Banco destinou R$ 35 milhões da premiação da Copa do Brasil a uma conta de garantia prevista em contrato; clube contesta a medida.

Ana Beatriz Publicado em 07/01/2026, às 11h37
O bloqueio de R$ 35 milhões do prêmio recebido pelo Corinthians pela conquista da Copa do Brasil gerou questionamentos entre torcedores e dirigentes sobre a situação financeira do clube e o pagamento da Arena em Itaquera. A retenção foi feita pela Caixa Econômica Federal, que direcionou o valor para uma chamada “conta reserva”, mecanismo contratual firmado entre as partes em 2022.
Ao todo, o Corinthians recebeu R$ 77 milhões da CBF pelo título. Cerca de metade do montante foi destinada ao pagamento de premiações aos jogadores, enquanto o restante seria utilizado para compromissos imediatos do clube, como a regularização de pendências que resultaram em punições esportivas. No entanto, parte desses recursos acabou retida pelo banco estatal.

▬▬▬

→ **Objetivo da tarefa**
Prolongue o texto acima sobre o bloqueio do prêmio do Corinthians pela Caixa, começando logo após a última frase.

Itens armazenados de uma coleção
▬▬▬

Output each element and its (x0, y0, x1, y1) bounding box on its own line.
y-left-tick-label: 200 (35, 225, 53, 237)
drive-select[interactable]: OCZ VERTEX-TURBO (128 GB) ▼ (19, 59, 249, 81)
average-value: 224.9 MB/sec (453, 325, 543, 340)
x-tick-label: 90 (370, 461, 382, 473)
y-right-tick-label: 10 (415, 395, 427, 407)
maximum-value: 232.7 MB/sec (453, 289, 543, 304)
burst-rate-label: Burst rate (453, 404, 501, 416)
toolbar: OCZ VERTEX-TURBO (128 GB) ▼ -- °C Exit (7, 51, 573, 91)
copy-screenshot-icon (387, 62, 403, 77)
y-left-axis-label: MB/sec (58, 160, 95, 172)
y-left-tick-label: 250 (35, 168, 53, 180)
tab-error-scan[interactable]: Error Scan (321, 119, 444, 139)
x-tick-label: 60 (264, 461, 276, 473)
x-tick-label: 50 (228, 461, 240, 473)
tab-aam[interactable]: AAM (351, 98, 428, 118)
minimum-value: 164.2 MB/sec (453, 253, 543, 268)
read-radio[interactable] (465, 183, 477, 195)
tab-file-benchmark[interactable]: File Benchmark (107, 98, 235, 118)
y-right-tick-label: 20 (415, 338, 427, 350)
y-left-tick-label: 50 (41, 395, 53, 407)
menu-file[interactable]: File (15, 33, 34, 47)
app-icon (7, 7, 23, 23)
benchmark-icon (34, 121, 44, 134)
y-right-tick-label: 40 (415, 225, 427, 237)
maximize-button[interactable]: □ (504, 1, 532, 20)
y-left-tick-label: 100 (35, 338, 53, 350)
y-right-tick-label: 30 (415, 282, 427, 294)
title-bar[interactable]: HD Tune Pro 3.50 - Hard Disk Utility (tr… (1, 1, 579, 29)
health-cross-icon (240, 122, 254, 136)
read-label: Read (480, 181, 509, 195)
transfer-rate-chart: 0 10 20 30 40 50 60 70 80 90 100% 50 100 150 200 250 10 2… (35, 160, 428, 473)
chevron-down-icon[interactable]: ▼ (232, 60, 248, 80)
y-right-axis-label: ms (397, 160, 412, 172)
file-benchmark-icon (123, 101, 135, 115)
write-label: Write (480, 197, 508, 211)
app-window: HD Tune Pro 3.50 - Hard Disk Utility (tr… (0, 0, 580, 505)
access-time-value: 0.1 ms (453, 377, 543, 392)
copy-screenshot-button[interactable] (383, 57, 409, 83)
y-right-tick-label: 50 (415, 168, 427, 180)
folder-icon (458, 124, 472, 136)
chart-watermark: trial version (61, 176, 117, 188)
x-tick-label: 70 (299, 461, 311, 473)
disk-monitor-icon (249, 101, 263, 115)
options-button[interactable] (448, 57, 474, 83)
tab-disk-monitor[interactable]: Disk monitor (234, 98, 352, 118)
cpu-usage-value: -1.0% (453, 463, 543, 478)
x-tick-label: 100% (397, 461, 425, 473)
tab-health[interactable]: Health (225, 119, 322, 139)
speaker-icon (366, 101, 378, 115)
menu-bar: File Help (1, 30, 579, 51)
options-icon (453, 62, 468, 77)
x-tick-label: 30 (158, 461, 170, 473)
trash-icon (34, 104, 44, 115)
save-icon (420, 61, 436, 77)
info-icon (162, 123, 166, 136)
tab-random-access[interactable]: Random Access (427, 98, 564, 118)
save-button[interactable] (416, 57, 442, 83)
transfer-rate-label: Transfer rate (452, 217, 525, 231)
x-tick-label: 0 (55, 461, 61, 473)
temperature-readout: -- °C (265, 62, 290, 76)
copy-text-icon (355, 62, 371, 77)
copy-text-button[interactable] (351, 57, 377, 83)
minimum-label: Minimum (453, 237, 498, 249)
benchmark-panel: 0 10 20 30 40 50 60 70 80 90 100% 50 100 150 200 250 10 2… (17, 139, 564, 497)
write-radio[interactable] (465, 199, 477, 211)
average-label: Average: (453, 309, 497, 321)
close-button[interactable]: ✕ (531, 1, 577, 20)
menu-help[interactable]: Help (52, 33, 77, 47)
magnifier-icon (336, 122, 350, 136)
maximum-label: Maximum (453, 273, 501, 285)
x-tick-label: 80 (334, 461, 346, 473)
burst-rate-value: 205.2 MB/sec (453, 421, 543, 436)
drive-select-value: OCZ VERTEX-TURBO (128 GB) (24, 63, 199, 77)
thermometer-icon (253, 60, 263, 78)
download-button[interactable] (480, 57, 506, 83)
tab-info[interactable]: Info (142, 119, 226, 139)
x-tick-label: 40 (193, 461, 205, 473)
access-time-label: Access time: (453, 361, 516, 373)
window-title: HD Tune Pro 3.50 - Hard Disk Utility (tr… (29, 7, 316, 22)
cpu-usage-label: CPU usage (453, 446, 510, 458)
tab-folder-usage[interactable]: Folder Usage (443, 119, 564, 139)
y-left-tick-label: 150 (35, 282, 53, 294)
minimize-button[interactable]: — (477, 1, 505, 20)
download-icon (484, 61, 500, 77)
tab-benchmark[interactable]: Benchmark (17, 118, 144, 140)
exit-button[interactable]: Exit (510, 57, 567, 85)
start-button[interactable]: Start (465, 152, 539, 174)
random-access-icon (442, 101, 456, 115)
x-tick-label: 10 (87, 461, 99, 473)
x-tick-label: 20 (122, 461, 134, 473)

▬▬▬

→ **Resultado**
A diretoria alvinegra contesta a medida e afirma que a Caixa estaria antecipando obrigações financeiras futuras, especialmente juros previstos para 2026, com receitas referentes a 2025. Já a Caixa sustenta que a retenção segue cláusulas contratuais e tem como objetivo garantir o cumprimento das obrigações do financiamento do estádio.
Segundo o contrato, ao qual o Estadão teve acesso, a conta reserva deve manter recursos equivalentes a quatro parcelas trimestrais de amortização do principal e dos juros da dívida. A recomposição desse fundo ocorre, prioritariamente, com 50% das premiações esportivas e 30% das receitas brutas provenientes da venda ou transferência de atletas.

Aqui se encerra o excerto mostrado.